## GIVEN PROBLEM
Transcribe all of the material exactly, except for its pictures.
** begin RECORDS FOR THIS TASK **
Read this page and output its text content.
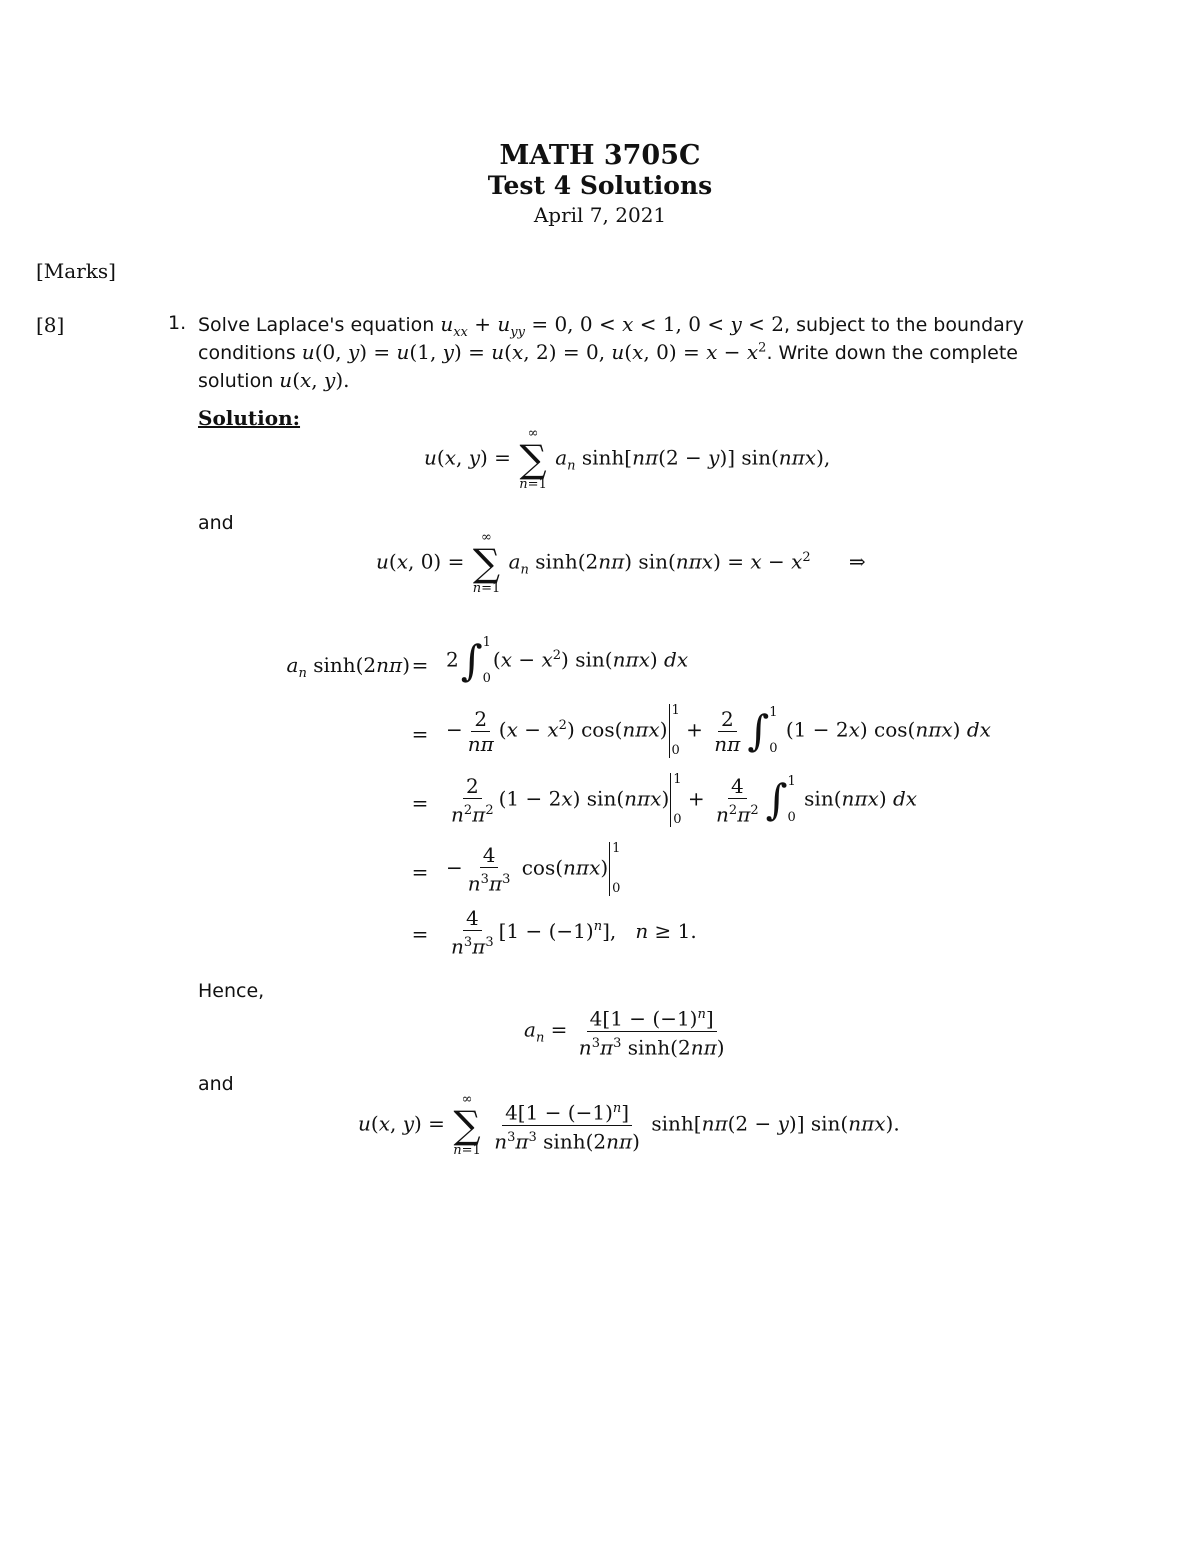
MATH 3705C
Test 4 Solutions
April 7, 2021
[Marks]
[8]	1. Solve Laplace's equation $u_{xx} + u_{yy} = 0$, 0 < x < 1, 0 < y < 2, subject to the boundary
conditions u(0, y) = u(1, y) = u(x, 2) = 0, u(x, $0) = x - x^2$. Write down the complete
solution u(x, y).
Solution:
u(x, y) =
∞
∑
n=1
$a_n$ sinh[nπ(2 − y)] sin(nπx),
and
u(x, 0) =
∞
∑
n=1
$a_n$ sinh(2nπ) $\sin(n\pi x) = x - x^2$      ⇒
$a_n$ sinh(2nπ) = 2 ∫ 1
0
$(x - x^2)$ sin(nπx) dx
= − $\frac{2}{n\pi} (x - x^2)$ cos(nπx)
1
0
+ $\frac{2}{n\pi}$ ∫ 1
0
(1 − 2x) cos(nπx) dx
= $\frac{2}{n^2\pi^2} (1 - 2x)$ sin(nπx)
1
0
+ $\frac{4}{n^2\pi^2}$ ∫ 1
0
sin(nπx) dx
= − $\frac{4}{n^3\pi^3} \cos(n\pi x)$
1
0
= $\frac{4}{n^3\pi^3} [1 - (-1)^n]$,   n ≥ 1.
Hence,
$a_n = \frac{4[1 - (-1)^n]}{n^3\pi^3 \sinh(2n\pi)}$
and
u(x, y) =
∞
∑
n=1
$\frac{4[1 - (-1)^n]}{n^3\pi^3 \sinh(2n\pi)} \sinh[n\pi(2 - y)]$ sin(nπx).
** end RECORDS FOR THIS TASK **
## ANSWER FOR THE TASK
Read this page and output its text content.
MATH 3705C
Test 4 Solutions
April 7, 2021
[Marks]
[8]	1. Solve Laplace's equation $u_{xx} + u_{yy} = 0$, 0 < x < 1, 0 < y < 2, subject to the boundary
conditions u(0, y) = u(1, y) = u(x, 2) = 0, u(x, $0) = x - x^2$. Write down the complete
solution u(x, y).
Solution:
u(x, y) =
∞
∑
n=1
$a_n$ sinh[nπ(2 − y)] sin(nπx),
and
u(x, 0) =
∞
∑
n=1
$a_n$ sinh(2nπ) $\sin(n\pi x) = x - x^2$      ⇒
$a_n$ sinh(2nπ) = 2 ∫ 1
0
$(x - x^2)$ sin(nπx) dx
= − $\frac{2}{n\pi} (x - x^2)$ cos(nπx)
1
0
+ $\frac{2}{n\pi}$ ∫ 1
0
(1 − 2x) cos(nπx) dx
= $\frac{2}{n^2\pi^2} (1 - 2x)$ sin(nπx)
1
0
+ $\frac{4}{n^2\pi^2}$ ∫ 1
0
sin(nπx) dx
= − $\frac{4}{n^3\pi^3} \cos(n\pi x)$
1
0
= $\frac{4}{n^3\pi^3} [1 - (-1)^n]$,   n ≥ 1.
Hence,
$a_n = \frac{4[1 - (-1)^n]}{n^3\pi^3 \sinh(2n\pi)}$
and
u(x, y) =
∞
∑
n=1
$\frac{4[1 - (-1)^n]}{n^3\pi^3 \sinh(2n\pi)} \sinh[n\pi(2 - y)]$ sin(nπx).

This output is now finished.